-- WRITTEN PROBLEM --
Restate the entries below word for word, omitting nothing.

-- RECORDS FOR THE TASK --

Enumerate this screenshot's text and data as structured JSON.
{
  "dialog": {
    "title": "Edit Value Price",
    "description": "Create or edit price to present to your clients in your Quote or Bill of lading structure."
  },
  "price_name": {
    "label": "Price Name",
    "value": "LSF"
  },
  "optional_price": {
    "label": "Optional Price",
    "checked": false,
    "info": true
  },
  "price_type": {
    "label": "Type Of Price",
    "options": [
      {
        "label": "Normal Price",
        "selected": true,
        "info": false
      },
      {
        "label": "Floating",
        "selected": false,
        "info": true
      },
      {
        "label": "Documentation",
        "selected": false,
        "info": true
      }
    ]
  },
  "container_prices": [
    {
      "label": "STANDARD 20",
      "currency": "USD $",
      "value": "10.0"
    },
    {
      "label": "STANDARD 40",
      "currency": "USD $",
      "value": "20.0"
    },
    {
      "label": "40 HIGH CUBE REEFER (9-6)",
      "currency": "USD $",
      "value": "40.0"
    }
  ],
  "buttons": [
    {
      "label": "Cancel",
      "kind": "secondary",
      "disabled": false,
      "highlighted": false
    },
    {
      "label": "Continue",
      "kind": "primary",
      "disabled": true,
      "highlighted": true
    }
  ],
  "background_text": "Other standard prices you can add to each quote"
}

-- ANSWER TO THE TASK --
Enumerate this screenshot's text and data as structured JSON.
{
  "dialog": {
    "title": "Edit Value Price",
    "description": "Create or edit price to present to your clients in your Quote or Bill of lading structure."
  },
  "price_name": {
    "label": "Price Name",
    "value": "LSF"
  },
  "optional_price": {
    "label": "Optional Price",
    "checked": false,
    "info": true
  },
  "price_type": {
    "label": "Type Of Price",
    "options": [
      {
        "label": "Normal Price",
        "selected": true,
        "info": false
      },
      {
        "label": "Floating",
        "selected": false,
        "info": true
      },
      {
        "label": "Documentation",
        "selected": false,
        "info": true
      }
    ]
  },
  "container_prices": [
    {
      "label": "STANDARD 20",
      "currency": "USD $",
      "value": "10.0"
    },
    {
      "label": "STANDARD 40",
      "currency": "USD $",
      "value": "20.0"
    },
    {
      "label": "40 HIGH CUBE REEFER (9-6)",
      "currency": "USD $",
      "value": "40.0"
    }
  ],
  "buttons": [
    {
      "label": "Cancel",
      "kind": "secondary",
      "disabled": false,
      "highlighted": false
    },
    {
      "label": "Continue",
      "kind": "primary",
      "disabled": true,
      "highlighted": true
    }
  ],
  "background_text": "Other standard prices you can add to each quote"
}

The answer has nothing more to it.